═══ Supplied data ═══

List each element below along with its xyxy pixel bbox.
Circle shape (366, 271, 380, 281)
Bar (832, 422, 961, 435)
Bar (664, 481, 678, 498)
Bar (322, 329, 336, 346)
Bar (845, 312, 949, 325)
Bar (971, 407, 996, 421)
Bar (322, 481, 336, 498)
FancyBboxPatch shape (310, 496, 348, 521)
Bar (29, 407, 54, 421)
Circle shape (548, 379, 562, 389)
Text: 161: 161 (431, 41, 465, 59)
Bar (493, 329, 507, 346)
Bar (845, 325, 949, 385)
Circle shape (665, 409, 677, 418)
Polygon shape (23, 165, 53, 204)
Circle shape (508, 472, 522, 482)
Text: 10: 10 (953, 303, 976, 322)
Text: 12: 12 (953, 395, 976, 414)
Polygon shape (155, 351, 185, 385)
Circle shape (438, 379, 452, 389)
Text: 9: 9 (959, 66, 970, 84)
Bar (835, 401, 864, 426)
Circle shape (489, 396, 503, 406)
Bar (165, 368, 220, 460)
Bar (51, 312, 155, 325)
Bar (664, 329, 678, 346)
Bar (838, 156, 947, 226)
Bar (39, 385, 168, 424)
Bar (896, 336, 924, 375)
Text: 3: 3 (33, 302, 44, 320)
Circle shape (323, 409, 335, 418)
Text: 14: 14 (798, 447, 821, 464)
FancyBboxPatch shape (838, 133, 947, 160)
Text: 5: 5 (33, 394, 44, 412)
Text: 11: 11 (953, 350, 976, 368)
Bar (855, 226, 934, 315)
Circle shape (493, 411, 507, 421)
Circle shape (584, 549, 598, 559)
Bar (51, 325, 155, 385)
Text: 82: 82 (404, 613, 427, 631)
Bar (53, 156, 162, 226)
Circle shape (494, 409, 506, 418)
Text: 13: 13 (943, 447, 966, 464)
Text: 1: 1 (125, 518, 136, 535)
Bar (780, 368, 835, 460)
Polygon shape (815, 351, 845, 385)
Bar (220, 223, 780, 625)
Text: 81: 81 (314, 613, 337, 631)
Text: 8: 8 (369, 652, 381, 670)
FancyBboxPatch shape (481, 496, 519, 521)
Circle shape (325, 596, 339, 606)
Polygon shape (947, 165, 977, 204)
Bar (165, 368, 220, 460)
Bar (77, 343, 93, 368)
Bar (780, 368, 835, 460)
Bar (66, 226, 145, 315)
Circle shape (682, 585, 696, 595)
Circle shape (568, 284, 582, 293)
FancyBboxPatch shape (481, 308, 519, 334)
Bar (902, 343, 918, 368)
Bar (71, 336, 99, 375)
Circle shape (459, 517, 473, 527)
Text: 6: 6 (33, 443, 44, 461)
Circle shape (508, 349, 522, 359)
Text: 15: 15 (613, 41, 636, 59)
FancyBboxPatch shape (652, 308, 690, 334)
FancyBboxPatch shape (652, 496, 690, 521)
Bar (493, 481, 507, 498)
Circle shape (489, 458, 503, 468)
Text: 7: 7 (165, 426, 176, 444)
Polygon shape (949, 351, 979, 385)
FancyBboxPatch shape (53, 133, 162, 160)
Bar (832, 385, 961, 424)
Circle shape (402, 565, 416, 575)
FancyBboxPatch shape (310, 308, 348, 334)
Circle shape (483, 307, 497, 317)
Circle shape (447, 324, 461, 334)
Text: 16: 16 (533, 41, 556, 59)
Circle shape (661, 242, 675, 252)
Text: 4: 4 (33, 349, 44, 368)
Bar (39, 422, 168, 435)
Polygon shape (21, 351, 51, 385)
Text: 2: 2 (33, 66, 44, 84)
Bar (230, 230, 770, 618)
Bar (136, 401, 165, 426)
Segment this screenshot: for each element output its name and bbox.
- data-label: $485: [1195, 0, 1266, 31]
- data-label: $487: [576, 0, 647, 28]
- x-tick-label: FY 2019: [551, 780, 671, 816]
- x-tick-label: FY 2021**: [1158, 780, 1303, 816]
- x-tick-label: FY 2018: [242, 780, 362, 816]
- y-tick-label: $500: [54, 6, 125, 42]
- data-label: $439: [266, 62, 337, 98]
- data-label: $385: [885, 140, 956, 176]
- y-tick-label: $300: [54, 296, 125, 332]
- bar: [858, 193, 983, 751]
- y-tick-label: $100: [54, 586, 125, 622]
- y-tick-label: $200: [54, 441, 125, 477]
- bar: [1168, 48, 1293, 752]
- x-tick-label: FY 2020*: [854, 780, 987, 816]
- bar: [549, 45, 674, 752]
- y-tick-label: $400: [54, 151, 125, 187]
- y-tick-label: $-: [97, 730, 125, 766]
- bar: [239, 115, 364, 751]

═══

> **What you are asked to do**:
Copy out every line of the records above, keeping each character unchanged.

> **Written solution**:
List each element below along with its xyxy pixel bbox.
Circle shape (366, 271, 380, 281)
Bar (832, 422, 961, 435)
Bar (664, 481, 678, 498)
Bar (322, 329, 336, 346)
Bar (845, 312, 949, 325)
Bar (971, 407, 996, 421)
Bar (322, 481, 336, 498)
FancyBboxPatch shape (310, 496, 348, 521)
Bar (29, 407, 54, 421)
Circle shape (548, 379, 562, 389)
Text: 161: 161 (431, 41, 465, 59)
Bar (493, 329, 507, 346)
Bar (845, 325, 949, 385)
Circle shape (665, 409, 677, 418)
Polygon shape (23, 165, 53, 204)
Circle shape (508, 472, 522, 482)
Text: 10: 10 (953, 303, 976, 322)
Text: 12: 12 (953, 395, 976, 414)
Polygon shape (155, 351, 185, 385)
Circle shape (438, 379, 452, 389)
Text: 9: 9 (959, 66, 970, 84)
Bar (835, 401, 864, 426)
Circle shape (489, 396, 503, 406)
Bar (165, 368, 220, 460)
Bar (51, 312, 155, 325)
Bar (664, 329, 678, 346)
Bar (838, 156, 947, 226)
Bar (39, 385, 168, 424)
Bar (896, 336, 924, 375)
Text: 3: 3 (33, 302, 44, 320)
Circle shape (323, 409, 335, 418)
Text: 14: 14 (798, 447, 821, 464)
FancyBboxPatch shape (838, 133, 947, 160)
Text: 5: 5 (33, 394, 44, 412)
Text: 11: 11 (953, 350, 976, 368)
Bar (855, 226, 934, 315)
Circle shape (493, 411, 507, 421)
Circle shape (584, 549, 598, 559)
Bar (51, 325, 155, 385)
Text: 82: 82 (404, 613, 427, 631)
Bar (53, 156, 162, 226)
Circle shape (494, 409, 506, 418)
Text: 13: 13 (943, 447, 966, 464)
Text: 1: 1 (125, 518, 136, 535)
Bar (780, 368, 835, 460)
Polygon shape (815, 351, 845, 385)
Bar (220, 223, 780, 625)
Text: 81: 81 (314, 613, 337, 631)
Text: 8: 8 (369, 652, 381, 670)
FancyBboxPatch shape (481, 496, 519, 521)
Circle shape (325, 596, 339, 606)
Polygon shape (947, 165, 977, 204)
Bar (165, 368, 220, 460)
Bar (77, 343, 93, 368)
Bar (780, 368, 835, 460)
Bar (66, 226, 145, 315)
Circle shape (682, 585, 696, 595)
Circle shape (568, 284, 582, 293)
FancyBboxPatch shape (481, 308, 519, 334)
Bar (902, 343, 918, 368)
Bar (71, 336, 99, 375)
Circle shape (459, 517, 473, 527)
Text: 6: 6 (33, 443, 44, 461)
Circle shape (508, 349, 522, 359)
Text: 15: 15 (613, 41, 636, 59)
FancyBboxPatch shape (652, 308, 690, 334)
FancyBboxPatch shape (652, 496, 690, 521)
Bar (493, 481, 507, 498)
Circle shape (489, 458, 503, 468)
Text: 7: 7 (165, 426, 176, 444)
Polygon shape (949, 351, 979, 385)
FancyBboxPatch shape (53, 133, 162, 160)
Bar (832, 385, 961, 424)
Circle shape (402, 565, 416, 575)
FancyBboxPatch shape (310, 308, 348, 334)
Circle shape (483, 307, 497, 317)
Circle shape (447, 324, 461, 334)
Text: 16: 16 (533, 41, 556, 59)
Circle shape (661, 242, 675, 252)
Text: 4: 4 (33, 349, 44, 368)
Bar (39, 422, 168, 435)
Polygon shape (21, 351, 51, 385)
Text: 2: 2 (33, 66, 44, 84)
Bar (230, 230, 770, 618)
Bar (136, 401, 165, 426)
Segment this screenshot: for each element output its name and bbox.
- data-label: $485: [1195, 0, 1266, 31]
- data-label: $487: [576, 0, 647, 28]
- x-tick-label: FY 2019: [551, 780, 671, 816]
- x-tick-label: FY 2021**: [1158, 780, 1303, 816]
- x-tick-label: FY 2018: [242, 780, 362, 816]
- y-tick-label: $500: [54, 6, 125, 42]
- data-label: $439: [266, 62, 337, 98]
- data-label: $385: [885, 140, 956, 176]
- y-tick-label: $300: [54, 296, 125, 332]
- bar: [858, 193, 983, 751]
- y-tick-label: $100: [54, 586, 125, 622]
- y-tick-label: $200: [54, 441, 125, 477]
- bar: [1168, 48, 1293, 752]
- x-tick-label: FY 2020*: [854, 780, 987, 816]
- bar: [549, 45, 674, 752]
- y-tick-label: $400: [54, 151, 125, 187]
- y-tick-label: $-: [97, 730, 125, 766]
- bar: [239, 115, 364, 751]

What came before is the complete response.